→ What needs to be done: Reproduce all the rows below with each "heatmap-cell" swapped for "heatmap-tile" and nothing else altered, leaving out the pictures.

→ Supplied data:
###
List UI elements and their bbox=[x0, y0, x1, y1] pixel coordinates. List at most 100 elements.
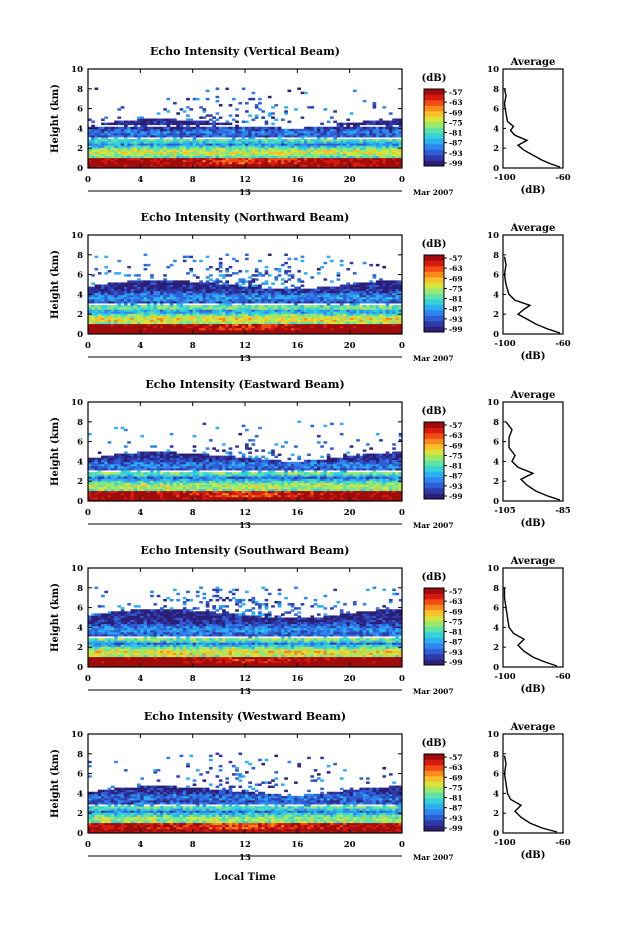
heatmap-cell bbox=[238, 329, 243, 333]
heatmap-cell bbox=[186, 284, 190, 287]
heatmap-cell bbox=[287, 132, 292, 136]
heatmap-cell bbox=[392, 305, 396, 308]
heatmap-cell bbox=[326, 319, 331, 323]
heatmap-cell bbox=[379, 323, 383, 327]
heatmap-cell bbox=[104, 151, 109, 154]
heatmap-cell bbox=[153, 282, 158, 285]
heatmap-cell bbox=[123, 327, 128, 331]
heatmap-cell bbox=[310, 106, 315, 109]
heatmap-cell bbox=[231, 97, 236, 101]
heatmap-cell bbox=[189, 155, 194, 159]
heatmap-cell bbox=[91, 325, 95, 329]
heatmap-cell bbox=[382, 323, 387, 327]
heatmap-cell bbox=[241, 128, 246, 132]
heatmap-cell bbox=[176, 139, 180, 142]
heatmap-cell bbox=[349, 149, 354, 152]
heatmap-cell bbox=[280, 155, 285, 159]
heatmap-cell bbox=[261, 298, 266, 302]
heatmap-cell bbox=[215, 286, 220, 290]
heatmap-cell bbox=[94, 315, 99, 318]
heatmap-cell bbox=[110, 290, 115, 294]
heatmap-cell bbox=[127, 311, 131, 314]
heatmap-cell bbox=[303, 329, 308, 333]
heatmap-cell bbox=[88, 309, 92, 312]
heatmap-cell bbox=[346, 139, 351, 142]
heatmap-cell bbox=[290, 147, 295, 150]
heatmap-cell bbox=[258, 288, 262, 292]
heatmap-cell bbox=[284, 301, 288, 304]
heatmap-cell bbox=[382, 126, 387, 130]
heatmap-cell bbox=[287, 151, 292, 154]
heatmap-cell bbox=[359, 139, 364, 142]
heatmap-cell bbox=[163, 153, 167, 157]
heatmap-cell bbox=[330, 116, 334, 119]
heatmap-cell bbox=[300, 132, 305, 136]
heatmap-cell bbox=[395, 165, 400, 169]
heatmap-cell bbox=[271, 159, 275, 163]
heatmap-cell bbox=[287, 145, 292, 148]
heatmap-cell bbox=[267, 128, 272, 132]
heatmap-cell bbox=[352, 315, 357, 318]
heatmap-cell bbox=[339, 124, 344, 128]
heatmap-cell bbox=[195, 143, 200, 146]
heatmap-cell bbox=[343, 313, 347, 316]
heatmap-cell bbox=[313, 309, 318, 312]
heatmap-cell bbox=[398, 286, 403, 290]
heatmap-cell bbox=[261, 141, 266, 144]
heatmap-cell bbox=[130, 327, 135, 331]
heatmap-cell bbox=[333, 286, 337, 290]
heatmap-cell bbox=[127, 139, 131, 142]
heatmap-cell bbox=[114, 494, 118, 498]
heatmap-cell bbox=[382, 288, 387, 292]
heatmap-cell bbox=[359, 143, 364, 146]
heatmap-cell bbox=[225, 145, 230, 148]
heatmap-cell bbox=[284, 157, 288, 161]
heatmap-cell bbox=[388, 155, 393, 159]
heatmap-cell bbox=[192, 313, 197, 316]
heatmap-cell bbox=[114, 478, 118, 481]
heatmap-cell bbox=[382, 290, 387, 294]
heatmap-cell bbox=[375, 319, 380, 323]
heatmap-cell bbox=[339, 143, 344, 146]
heatmap-cell bbox=[179, 286, 184, 290]
heatmap-cell bbox=[163, 313, 167, 316]
heatmap-cell bbox=[290, 313, 295, 316]
heatmap-cell bbox=[267, 147, 272, 150]
heatmap-cell bbox=[127, 323, 131, 327]
heatmap-cell bbox=[320, 288, 324, 292]
heatmap-cell bbox=[372, 104, 377, 107]
heatmap-cell bbox=[346, 157, 351, 161]
heatmap-cell bbox=[267, 296, 272, 300]
heatmap-cell bbox=[235, 325, 239, 329]
heatmap-cell bbox=[123, 155, 128, 159]
heatmap-cell bbox=[245, 305, 249, 308]
heatmap-cell bbox=[395, 153, 400, 157]
heatmap-cell bbox=[369, 305, 373, 308]
heatmap-cell bbox=[222, 309, 226, 312]
heatmap-cell bbox=[212, 286, 216, 290]
heatmap-cell bbox=[120, 325, 125, 329]
heatmap-cell bbox=[150, 139, 154, 142]
heatmap-cell bbox=[143, 141, 148, 144]
heatmap-cell bbox=[379, 294, 383, 298]
heatmap-cell bbox=[94, 284, 99, 287]
heatmap-cell bbox=[248, 147, 252, 150]
heatmap-cell bbox=[88, 327, 92, 331]
heatmap-cell bbox=[97, 494, 102, 498]
heatmap-cell bbox=[133, 151, 138, 154]
heatmap-cell bbox=[395, 311, 400, 314]
heatmap-cell bbox=[225, 141, 230, 144]
heatmap-cell bbox=[238, 311, 243, 314]
x-tick-label: 0 bbox=[85, 341, 91, 351]
heatmap-cell bbox=[117, 325, 122, 329]
heatmap-cell bbox=[110, 461, 115, 465]
heatmap-cell bbox=[251, 286, 256, 290]
heatmap-cell bbox=[379, 331, 383, 335]
heatmap-cell bbox=[101, 465, 105, 469]
heatmap-cell bbox=[195, 151, 200, 154]
heatmap-cell bbox=[107, 165, 112, 169]
heatmap-cell bbox=[133, 311, 138, 314]
heatmap-cell bbox=[212, 317, 216, 320]
heatmap-cell bbox=[146, 303, 151, 306]
heatmap-cell bbox=[91, 155, 95, 159]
###
→ Output of the exercise:
List UI elements and their bbox=[x0, y0, x1, y1] pixel coordinates. List at most 100 elements.
heatmap-tile bbox=[238, 329, 243, 333]
heatmap-tile bbox=[186, 284, 190, 287]
heatmap-tile bbox=[287, 132, 292, 136]
heatmap-tile bbox=[392, 305, 396, 308]
heatmap-tile bbox=[326, 319, 331, 323]
heatmap-tile bbox=[379, 323, 383, 327]
heatmap-tile bbox=[104, 151, 109, 154]
heatmap-tile bbox=[153, 282, 158, 285]
heatmap-tile bbox=[123, 327, 128, 331]
heatmap-tile bbox=[310, 106, 315, 109]
heatmap-tile bbox=[231, 97, 236, 101]
heatmap-tile bbox=[189, 155, 194, 159]
heatmap-tile bbox=[91, 325, 95, 329]
heatmap-tile bbox=[382, 323, 387, 327]
heatmap-tile bbox=[241, 128, 246, 132]
heatmap-tile bbox=[176, 139, 180, 142]
heatmap-tile bbox=[349, 149, 354, 152]
heatmap-tile bbox=[280, 155, 285, 159]
heatmap-tile bbox=[261, 298, 266, 302]
heatmap-tile bbox=[215, 286, 220, 290]
heatmap-tile bbox=[94, 315, 99, 318]
heatmap-tile bbox=[110, 290, 115, 294]
heatmap-tile bbox=[127, 311, 131, 314]
heatmap-tile bbox=[303, 329, 308, 333]
heatmap-tile bbox=[88, 309, 92, 312]
heatmap-tile bbox=[346, 139, 351, 142]
heatmap-tile bbox=[290, 147, 295, 150]
heatmap-tile bbox=[258, 288, 262, 292]
heatmap-tile bbox=[284, 301, 288, 304]
heatmap-tile bbox=[382, 126, 387, 130]
heatmap-tile bbox=[287, 151, 292, 154]
heatmap-tile bbox=[359, 139, 364, 142]
heatmap-tile bbox=[163, 153, 167, 157]
heatmap-tile bbox=[330, 116, 334, 119]
heatmap-tile bbox=[300, 132, 305, 136]
heatmap-tile bbox=[395, 165, 400, 169]
heatmap-tile bbox=[271, 159, 275, 163]
heatmap-tile bbox=[287, 145, 292, 148]
heatmap-tile bbox=[267, 128, 272, 132]
heatmap-tile bbox=[352, 315, 357, 318]
heatmap-tile bbox=[339, 124, 344, 128]
heatmap-tile bbox=[195, 143, 200, 146]
heatmap-tile bbox=[343, 313, 347, 316]
heatmap-tile bbox=[313, 309, 318, 312]
heatmap-tile bbox=[398, 286, 403, 290]
heatmap-tile bbox=[261, 141, 266, 144]
heatmap-tile bbox=[130, 327, 135, 331]
heatmap-tile bbox=[333, 286, 337, 290]
heatmap-tile bbox=[127, 139, 131, 142]
heatmap-tile bbox=[114, 494, 118, 498]
heatmap-tile bbox=[382, 288, 387, 292]
heatmap-tile bbox=[359, 143, 364, 146]
heatmap-tile bbox=[225, 145, 230, 148]
heatmap-tile bbox=[284, 157, 288, 161]
heatmap-tile bbox=[388, 155, 393, 159]
heatmap-tile bbox=[192, 313, 197, 316]
heatmap-tile bbox=[114, 478, 118, 481]
heatmap-tile bbox=[382, 290, 387, 294]
heatmap-tile bbox=[375, 319, 380, 323]
heatmap-tile bbox=[339, 143, 344, 146]
heatmap-tile bbox=[179, 286, 184, 290]
heatmap-tile bbox=[163, 313, 167, 316]
heatmap-tile bbox=[290, 313, 295, 316]
heatmap-tile bbox=[267, 147, 272, 150]
heatmap-tile bbox=[127, 323, 131, 327]
heatmap-tile bbox=[320, 288, 324, 292]
heatmap-tile bbox=[372, 104, 377, 107]
heatmap-tile bbox=[346, 157, 351, 161]
heatmap-tile bbox=[267, 296, 272, 300]
heatmap-tile bbox=[235, 325, 239, 329]
heatmap-tile bbox=[123, 155, 128, 159]
heatmap-tile bbox=[245, 305, 249, 308]
heatmap-tile bbox=[395, 153, 400, 157]
heatmap-tile bbox=[369, 305, 373, 308]
heatmap-tile bbox=[222, 309, 226, 312]
heatmap-tile bbox=[212, 286, 216, 290]
heatmap-tile bbox=[120, 325, 125, 329]
heatmap-tile bbox=[150, 139, 154, 142]
heatmap-tile bbox=[143, 141, 148, 144]
heatmap-tile bbox=[379, 294, 383, 298]
heatmap-tile bbox=[94, 284, 99, 287]
heatmap-tile bbox=[248, 147, 252, 150]
heatmap-tile bbox=[88, 327, 92, 331]
heatmap-tile bbox=[97, 494, 102, 498]
heatmap-tile bbox=[133, 151, 138, 154]
heatmap-tile bbox=[395, 311, 400, 314]
heatmap-tile bbox=[225, 141, 230, 144]
heatmap-tile bbox=[238, 311, 243, 314]
x-tick-label: 0 bbox=[85, 341, 91, 351]
heatmap-tile bbox=[117, 325, 122, 329]
heatmap-tile bbox=[110, 461, 115, 465]
heatmap-tile bbox=[251, 286, 256, 290]
heatmap-tile bbox=[379, 331, 383, 335]
heatmap-tile bbox=[101, 465, 105, 469]
heatmap-tile bbox=[195, 151, 200, 154]
heatmap-tile bbox=[107, 165, 112, 169]
heatmap-tile bbox=[133, 311, 138, 314]
heatmap-tile bbox=[212, 317, 216, 320]
heatmap-tile bbox=[146, 303, 151, 306]
heatmap-tile bbox=[91, 155, 95, 159]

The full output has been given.